§ Problem to solve:
In the entries, find all lines that hold the word "code" and copy them.
■ ■ ■ ■
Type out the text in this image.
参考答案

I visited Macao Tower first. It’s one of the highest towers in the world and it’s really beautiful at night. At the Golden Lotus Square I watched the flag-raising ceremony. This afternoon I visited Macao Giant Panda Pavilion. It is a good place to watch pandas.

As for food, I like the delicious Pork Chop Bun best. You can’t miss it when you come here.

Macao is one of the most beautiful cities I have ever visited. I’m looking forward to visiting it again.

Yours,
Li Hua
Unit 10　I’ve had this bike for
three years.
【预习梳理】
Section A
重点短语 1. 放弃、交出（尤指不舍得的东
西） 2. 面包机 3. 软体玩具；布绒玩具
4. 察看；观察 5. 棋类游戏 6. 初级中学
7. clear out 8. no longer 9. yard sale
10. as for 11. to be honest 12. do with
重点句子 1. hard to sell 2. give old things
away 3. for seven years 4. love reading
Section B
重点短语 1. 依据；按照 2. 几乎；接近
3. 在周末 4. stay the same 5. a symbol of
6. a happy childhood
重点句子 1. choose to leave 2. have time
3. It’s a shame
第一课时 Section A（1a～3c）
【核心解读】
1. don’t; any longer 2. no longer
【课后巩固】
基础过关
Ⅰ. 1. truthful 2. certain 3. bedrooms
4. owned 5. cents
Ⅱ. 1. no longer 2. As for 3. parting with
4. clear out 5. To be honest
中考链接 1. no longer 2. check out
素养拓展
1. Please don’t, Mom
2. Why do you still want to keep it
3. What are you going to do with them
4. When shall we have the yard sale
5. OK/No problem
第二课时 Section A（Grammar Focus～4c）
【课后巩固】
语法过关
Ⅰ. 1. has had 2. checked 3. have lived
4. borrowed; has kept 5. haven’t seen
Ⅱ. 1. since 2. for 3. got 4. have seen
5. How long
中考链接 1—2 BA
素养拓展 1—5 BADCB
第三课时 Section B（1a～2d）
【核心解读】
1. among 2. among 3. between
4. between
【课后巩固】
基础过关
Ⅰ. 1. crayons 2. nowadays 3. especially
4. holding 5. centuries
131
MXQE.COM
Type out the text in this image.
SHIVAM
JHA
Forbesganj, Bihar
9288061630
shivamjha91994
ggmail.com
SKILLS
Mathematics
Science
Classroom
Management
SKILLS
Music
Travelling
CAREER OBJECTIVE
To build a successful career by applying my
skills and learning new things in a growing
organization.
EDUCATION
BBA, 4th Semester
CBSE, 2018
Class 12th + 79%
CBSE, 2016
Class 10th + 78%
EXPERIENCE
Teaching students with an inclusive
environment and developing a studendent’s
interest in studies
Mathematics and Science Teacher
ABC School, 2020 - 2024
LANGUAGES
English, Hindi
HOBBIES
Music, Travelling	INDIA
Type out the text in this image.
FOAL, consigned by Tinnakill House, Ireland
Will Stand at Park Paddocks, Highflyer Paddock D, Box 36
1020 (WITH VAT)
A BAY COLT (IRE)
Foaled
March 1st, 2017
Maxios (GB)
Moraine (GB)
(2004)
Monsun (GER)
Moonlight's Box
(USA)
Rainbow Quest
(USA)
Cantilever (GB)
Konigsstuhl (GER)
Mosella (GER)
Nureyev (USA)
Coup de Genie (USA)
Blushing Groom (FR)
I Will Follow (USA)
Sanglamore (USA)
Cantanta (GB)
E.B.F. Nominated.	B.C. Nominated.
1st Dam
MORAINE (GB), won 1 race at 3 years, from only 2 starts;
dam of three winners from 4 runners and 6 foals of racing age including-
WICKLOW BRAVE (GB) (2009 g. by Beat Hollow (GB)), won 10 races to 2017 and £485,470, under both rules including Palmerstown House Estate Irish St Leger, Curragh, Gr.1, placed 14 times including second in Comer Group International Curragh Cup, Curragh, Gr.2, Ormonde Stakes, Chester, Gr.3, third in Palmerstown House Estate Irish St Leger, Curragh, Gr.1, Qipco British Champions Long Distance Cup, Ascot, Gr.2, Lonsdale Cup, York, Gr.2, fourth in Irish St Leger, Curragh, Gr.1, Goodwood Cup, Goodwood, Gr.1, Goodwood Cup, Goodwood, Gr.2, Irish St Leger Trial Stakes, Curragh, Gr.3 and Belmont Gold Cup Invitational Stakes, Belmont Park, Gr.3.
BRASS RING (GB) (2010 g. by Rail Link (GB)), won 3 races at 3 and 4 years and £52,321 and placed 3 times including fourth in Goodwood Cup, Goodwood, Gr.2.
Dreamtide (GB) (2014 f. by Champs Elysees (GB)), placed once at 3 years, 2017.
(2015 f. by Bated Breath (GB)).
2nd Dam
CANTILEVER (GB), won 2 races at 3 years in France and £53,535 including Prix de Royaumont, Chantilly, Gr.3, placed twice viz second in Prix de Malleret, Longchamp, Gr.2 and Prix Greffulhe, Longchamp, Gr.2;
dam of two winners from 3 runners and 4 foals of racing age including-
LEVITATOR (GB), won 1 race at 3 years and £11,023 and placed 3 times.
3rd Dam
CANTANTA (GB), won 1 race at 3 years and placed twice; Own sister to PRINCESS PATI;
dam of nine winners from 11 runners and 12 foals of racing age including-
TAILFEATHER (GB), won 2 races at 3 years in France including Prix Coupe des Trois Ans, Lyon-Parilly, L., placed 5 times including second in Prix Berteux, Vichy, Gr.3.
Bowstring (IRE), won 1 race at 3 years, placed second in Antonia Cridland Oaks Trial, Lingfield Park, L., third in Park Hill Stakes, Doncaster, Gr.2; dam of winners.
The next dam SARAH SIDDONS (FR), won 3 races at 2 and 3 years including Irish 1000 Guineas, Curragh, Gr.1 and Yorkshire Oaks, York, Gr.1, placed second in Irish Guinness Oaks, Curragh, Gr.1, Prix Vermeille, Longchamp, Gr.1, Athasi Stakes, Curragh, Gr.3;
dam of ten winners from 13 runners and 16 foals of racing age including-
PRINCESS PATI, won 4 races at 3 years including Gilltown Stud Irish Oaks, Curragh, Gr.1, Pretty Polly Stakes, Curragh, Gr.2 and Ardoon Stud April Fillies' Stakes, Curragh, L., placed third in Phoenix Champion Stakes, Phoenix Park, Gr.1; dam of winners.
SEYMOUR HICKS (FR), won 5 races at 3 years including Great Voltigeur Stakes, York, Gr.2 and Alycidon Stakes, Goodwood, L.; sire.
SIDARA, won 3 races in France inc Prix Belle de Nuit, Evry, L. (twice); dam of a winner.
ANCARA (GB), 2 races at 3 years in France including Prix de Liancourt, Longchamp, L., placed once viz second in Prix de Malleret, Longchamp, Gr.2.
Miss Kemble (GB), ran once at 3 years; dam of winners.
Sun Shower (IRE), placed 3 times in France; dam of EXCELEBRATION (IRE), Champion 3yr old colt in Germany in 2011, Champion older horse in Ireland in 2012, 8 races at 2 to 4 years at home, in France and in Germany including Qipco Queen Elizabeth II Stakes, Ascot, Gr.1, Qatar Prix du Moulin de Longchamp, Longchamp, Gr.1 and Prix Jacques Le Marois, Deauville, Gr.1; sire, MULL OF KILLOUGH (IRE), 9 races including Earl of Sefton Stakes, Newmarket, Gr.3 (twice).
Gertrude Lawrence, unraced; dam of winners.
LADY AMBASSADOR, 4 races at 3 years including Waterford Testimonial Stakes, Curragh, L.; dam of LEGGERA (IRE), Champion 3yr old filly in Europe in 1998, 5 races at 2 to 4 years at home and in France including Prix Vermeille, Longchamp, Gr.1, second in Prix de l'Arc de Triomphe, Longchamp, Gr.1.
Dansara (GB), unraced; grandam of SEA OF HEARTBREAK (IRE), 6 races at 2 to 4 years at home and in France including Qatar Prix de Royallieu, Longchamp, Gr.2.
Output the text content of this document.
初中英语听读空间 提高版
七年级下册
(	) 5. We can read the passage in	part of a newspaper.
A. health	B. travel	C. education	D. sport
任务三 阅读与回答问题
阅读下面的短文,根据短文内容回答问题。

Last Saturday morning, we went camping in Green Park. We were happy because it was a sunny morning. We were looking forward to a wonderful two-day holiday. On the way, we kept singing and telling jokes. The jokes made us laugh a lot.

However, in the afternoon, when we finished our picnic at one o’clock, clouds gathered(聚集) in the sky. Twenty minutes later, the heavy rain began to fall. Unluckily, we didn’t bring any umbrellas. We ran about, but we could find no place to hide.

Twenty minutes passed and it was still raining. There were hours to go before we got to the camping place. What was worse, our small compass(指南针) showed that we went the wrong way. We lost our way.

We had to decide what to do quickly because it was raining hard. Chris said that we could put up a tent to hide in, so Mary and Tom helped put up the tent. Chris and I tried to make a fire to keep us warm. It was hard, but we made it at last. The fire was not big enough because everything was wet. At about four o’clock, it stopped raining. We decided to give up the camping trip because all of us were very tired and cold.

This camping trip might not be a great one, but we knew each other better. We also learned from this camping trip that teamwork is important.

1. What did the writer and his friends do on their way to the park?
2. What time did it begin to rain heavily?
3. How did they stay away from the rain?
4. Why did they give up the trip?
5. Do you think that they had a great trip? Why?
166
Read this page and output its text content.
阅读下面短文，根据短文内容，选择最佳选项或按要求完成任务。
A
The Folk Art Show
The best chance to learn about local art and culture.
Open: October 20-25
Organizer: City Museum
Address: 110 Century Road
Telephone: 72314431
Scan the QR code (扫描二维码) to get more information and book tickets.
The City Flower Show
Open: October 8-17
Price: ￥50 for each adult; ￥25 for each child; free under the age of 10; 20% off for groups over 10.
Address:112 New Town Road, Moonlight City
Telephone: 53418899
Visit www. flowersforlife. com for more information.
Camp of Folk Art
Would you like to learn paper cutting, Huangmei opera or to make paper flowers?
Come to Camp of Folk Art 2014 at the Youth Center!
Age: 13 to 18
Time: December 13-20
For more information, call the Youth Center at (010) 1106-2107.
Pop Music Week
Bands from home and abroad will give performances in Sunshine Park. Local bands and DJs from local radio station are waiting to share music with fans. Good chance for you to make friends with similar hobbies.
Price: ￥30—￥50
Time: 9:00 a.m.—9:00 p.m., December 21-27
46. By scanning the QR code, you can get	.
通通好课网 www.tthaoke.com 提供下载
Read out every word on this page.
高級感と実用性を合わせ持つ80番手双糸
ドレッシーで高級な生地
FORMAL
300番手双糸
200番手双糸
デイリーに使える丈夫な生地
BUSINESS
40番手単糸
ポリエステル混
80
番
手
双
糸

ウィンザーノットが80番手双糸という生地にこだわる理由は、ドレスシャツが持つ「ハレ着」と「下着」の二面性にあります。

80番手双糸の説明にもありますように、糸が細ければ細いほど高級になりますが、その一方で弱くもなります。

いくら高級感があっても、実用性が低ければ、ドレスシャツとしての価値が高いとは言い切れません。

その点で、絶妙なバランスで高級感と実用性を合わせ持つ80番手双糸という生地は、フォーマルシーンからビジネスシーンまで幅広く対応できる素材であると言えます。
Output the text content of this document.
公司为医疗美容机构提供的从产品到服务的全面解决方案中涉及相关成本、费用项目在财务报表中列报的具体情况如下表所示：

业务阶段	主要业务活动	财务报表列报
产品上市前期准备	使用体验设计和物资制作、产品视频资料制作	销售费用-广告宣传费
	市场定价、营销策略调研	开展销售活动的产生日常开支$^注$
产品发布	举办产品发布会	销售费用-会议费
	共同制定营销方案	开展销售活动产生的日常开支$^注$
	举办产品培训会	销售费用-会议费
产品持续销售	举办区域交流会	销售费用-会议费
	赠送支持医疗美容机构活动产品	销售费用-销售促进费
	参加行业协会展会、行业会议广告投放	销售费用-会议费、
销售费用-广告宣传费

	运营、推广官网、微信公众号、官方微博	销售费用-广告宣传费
■ ■ ■ ■
§ Reply:
Scan the QR code (扫描二维码) to get more information and book tickets.
46. By scanning the QR code, you can get	.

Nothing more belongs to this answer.